• _Stated goal_: Exactly as written, print each record in the listing.

• _Entries_:

===

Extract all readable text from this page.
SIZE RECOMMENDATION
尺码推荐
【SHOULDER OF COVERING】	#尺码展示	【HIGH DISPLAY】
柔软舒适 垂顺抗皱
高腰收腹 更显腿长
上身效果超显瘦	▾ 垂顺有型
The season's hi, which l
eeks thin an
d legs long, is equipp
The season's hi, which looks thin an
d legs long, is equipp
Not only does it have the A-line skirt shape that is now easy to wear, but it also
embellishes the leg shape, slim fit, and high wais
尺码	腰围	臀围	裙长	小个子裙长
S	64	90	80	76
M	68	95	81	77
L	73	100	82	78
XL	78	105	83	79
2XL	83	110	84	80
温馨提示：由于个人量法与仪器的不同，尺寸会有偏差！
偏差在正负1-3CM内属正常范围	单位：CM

===

• _Output of the exercise_:
Extract all readable text from this page.
SIZE RECOMMENDATION
尺码推荐
【SHOULDER OF COVERING】	#尺码展示	【HIGH DISPLAY】
柔软舒适 垂顺抗皱
高腰收腹 更显腿长
上身效果超显瘦	▾ 垂顺有型
The season's hi, which l
eeks thin an
d legs long, is equipp
The season's hi, which looks thin an
d legs long, is equipp
Not only does it have the A-line skirt shape that is now easy to wear, but it also
embellishes the leg shape, slim fit, and high wais
尺码	腰围	臀围	裙长	小个子裙长
S	64	90	80	76
M	68	95	81	77
L	73	100	82	78
XL	78	105	83	79
2XL	83	110	84	80
温馨提示：由于个人量法与仪器的不同，尺寸会有偏差！
偏差在正负1-3CM内属正常范围	单位：CM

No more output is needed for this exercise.